◆ **Written instruction a**: According to the article on the Greater Hartford housing market, what was the median sale price in September 2010?

◆ **Selection**:
Greater Hartford Home Inventory Indicates A Solid Buyer's Market

Bright Spot For Sellers: Median Sale Price Is Up

 

By KENNETH R. GOSSELIN, kgosselin@courant.com

8:06 PM EDT, October 18, 2010

If you're house-hunting in Greater Hartford, there's no shortage of choices.

For the second month in a row, the number of single-family houses on the market in September increased by double digits compared with the same month a year ago. Sales have continued to weaken now that the federal home-buyer tax credit has expired, according to a report Monday from the Greater Hartford Association of Realtors.

The number of houses for sale in the 57-town area tracked by the association was 6,532 in September, up 14.4 percent from 5,711 for the same month in 2009. Based on closed sales last month, there is nearly a 12-month supply of houses on the market.

That means the area headed into the fall in a deepening buyer's market. A six-month supply is considered healthy, not tipped in favor of either the buyer or the seller.

There was one bright spot in Monday's report: The median sale price increased 4.5 percent in September, to $230,000, from $220,000 a year ago.

The activity earlier in the year stoked by the tax credit raised optimism about the housing market, coaxing more sellers to put their properties on the market. While the tax credit was available, buyers rushed to meet the deadline, sending sales surging.

Now, sales of single-family houses are weakening, not getting the jump-start intended by the credit because the economic recovery remains uncertain. Employers generally remain cautious about expansion and hiring, sapping would-be buyers of confidence about the prospect of finding a job should they lose theirs.

Closed sales in September fell 28.1 percent to 568, down from 790 for the same month a year ago.

Rob Giuffria, a broker at Prudential Premier Homes in Farmington, said the surge earlier in the year meant more buyers purchased homes sooner than they might have — accounting for some of the weakness in sales now.

"Buyers are being conservative and putting off decisions," Giuffria said. "Until job growth picks up, you won't see housing pick up."

Monday's report also pointed to continued weakness in sales in coming months. Houses under deposit fell nearly 33 percent, to 657, from 976 in September 2009.

◆ **Written instruction b**: Set down every line of the spatial layout entries below without changing anything.

Spatial layout data

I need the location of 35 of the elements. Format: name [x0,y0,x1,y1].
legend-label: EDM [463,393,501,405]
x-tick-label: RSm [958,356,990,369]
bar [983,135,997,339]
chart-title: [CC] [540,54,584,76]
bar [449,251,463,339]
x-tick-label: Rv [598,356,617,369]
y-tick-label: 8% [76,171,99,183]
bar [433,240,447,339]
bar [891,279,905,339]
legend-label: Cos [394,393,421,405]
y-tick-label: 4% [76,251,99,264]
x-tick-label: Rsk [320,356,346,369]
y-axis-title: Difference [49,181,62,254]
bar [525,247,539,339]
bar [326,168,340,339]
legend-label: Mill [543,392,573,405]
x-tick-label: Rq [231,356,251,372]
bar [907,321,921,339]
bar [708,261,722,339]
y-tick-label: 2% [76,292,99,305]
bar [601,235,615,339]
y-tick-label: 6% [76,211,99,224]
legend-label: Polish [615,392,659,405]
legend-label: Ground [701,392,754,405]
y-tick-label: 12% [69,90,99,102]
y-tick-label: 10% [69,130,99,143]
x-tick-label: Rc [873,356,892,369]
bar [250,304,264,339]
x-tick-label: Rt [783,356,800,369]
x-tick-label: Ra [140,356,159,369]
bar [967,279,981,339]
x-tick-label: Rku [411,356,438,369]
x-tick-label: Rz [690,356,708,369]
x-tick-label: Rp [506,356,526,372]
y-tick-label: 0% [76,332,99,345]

◆ **Problem solution a**: $230,000, up 4.5 percent from $220,000 a year earlier.

◆ **Problem solution b**:
I need the location of 35 of the elements. Format: name [x0,y0,x1,y1].
legend-label: EDM [463,393,501,405]
x-tick-label: RSm [958,356,990,369]
bar [983,135,997,339]
chart-title: [CC] [540,54,584,76]
bar [449,251,463,339]
x-tick-label: Rv [598,356,617,369]
y-tick-label: 8% [76,171,99,183]
bar [433,240,447,339]
bar [891,279,905,339]
legend-label: Cos [394,393,421,405]
y-tick-label: 4% [76,251,99,264]
x-tick-label: Rsk [320,356,346,369]
y-axis-title: Difference [49,181,62,254]
bar [525,247,539,339]
bar [326,168,340,339]
legend-label: Mill [543,392,573,405]
x-tick-label: Rq [231,356,251,372]
bar [907,321,921,339]
bar [708,261,722,339]
y-tick-label: 2% [76,292,99,305]
bar [601,235,615,339]
y-tick-label: 6% [76,211,99,224]
legend-label: Polish [615,392,659,405]
legend-label: Ground [701,392,754,405]
y-tick-label: 12% [69,90,99,102]
y-tick-label: 10% [69,130,99,143]
x-tick-label: Rc [873,356,892,369]
bar [250,304,264,339]
x-tick-label: Rt [783,356,800,369]
x-tick-label: Ra [140,356,159,369]
bar [967,279,981,339]
x-tick-label: Rku [411,356,438,369]
x-tick-label: Rz [690,356,708,369]
x-tick-label: Rp [506,356,526,372]
y-tick-label: 0% [76,332,99,345]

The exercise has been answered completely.